**TASK PROMPT**
Count the lines below that contain the word "time". Give only the number.

Data items
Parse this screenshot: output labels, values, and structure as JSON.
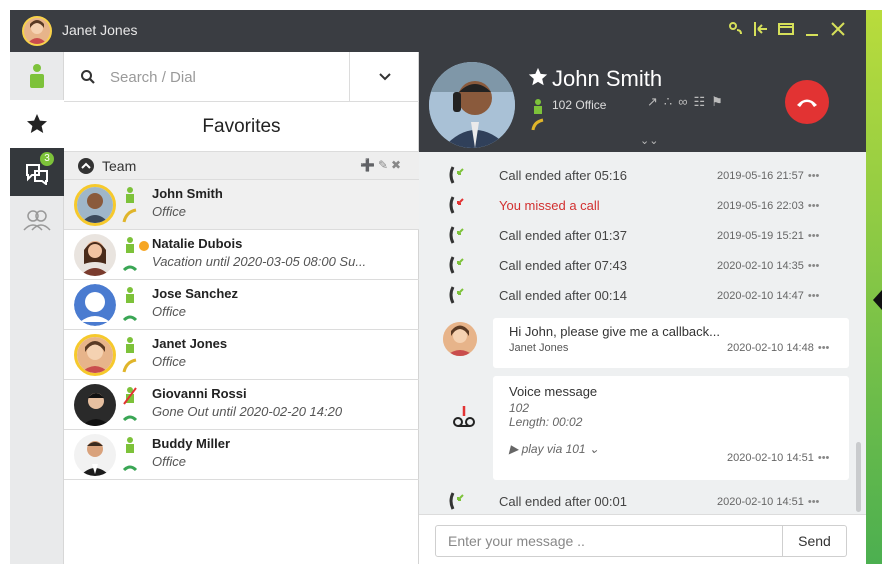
{
  "window": {
    "title": "Janet Jones"
  },
  "colors": {
    "accent_green": "#7dc23a",
    "accent_yellow": "#f6c92c",
    "header_dark": "#3a3d42",
    "missed_red": "#d23030",
    "hangup_red": "#e23333"
  },
  "rail": {
    "chat_badge": "3"
  },
  "search": {
    "placeholder": "Search / Dial"
  },
  "favorites": {
    "title": "Favorites"
  },
  "group": {
    "name": "Team"
  },
  "contacts": [
    {
      "name": "John Smith",
      "sub": "Office"
    },
    {
      "name": "Natalie Dubois",
      "sub": "Vacation until 2020-03-05 08:00 Su..."
    },
    {
      "name": "Jose Sanchez",
      "sub": "Office"
    },
    {
      "name": "Janet Jones",
      "sub": "Office"
    },
    {
      "name": "Giovanni Rossi",
      "sub": "Gone Out until 2020-02-20 14:20"
    },
    {
      "name": "Buddy Miller",
      "sub": "Office"
    }
  ],
  "chat": {
    "name": "John Smith",
    "sub": "102 Office",
    "history": [
      {
        "text": "Call ended after 05:16",
        "time": "2019-05-16 21:57"
      },
      {
        "text": "You missed a call",
        "time": "2019-05-16 22:03"
      },
      {
        "text": "Call ended after 01:37",
        "time": "2019-05-19 15:21"
      },
      {
        "text": "Call ended after 07:43",
        "time": "2020-02-10 14:35"
      },
      {
        "text": "Call ended after 00:14",
        "time": "2020-02-10 14:47"
      }
    ],
    "message": {
      "text": "Hi John, please give me a callback...",
      "author": "Janet Jones",
      "time": "2020-02-10 14:48"
    },
    "voicemail": {
      "title": "Voice message",
      "number": "102",
      "length": "Length: 00:02",
      "play": "play via 101",
      "time": "2020-02-10 14:51"
    },
    "last_call": {
      "text": "Call ended after 00:01",
      "time": "2020-02-10 14:51"
    },
    "more": "•••"
  },
  "composer": {
    "placeholder": "Enter your message ..",
    "send": "Send"
  }
}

**SOLUTION TO THIS PROBLEM**
8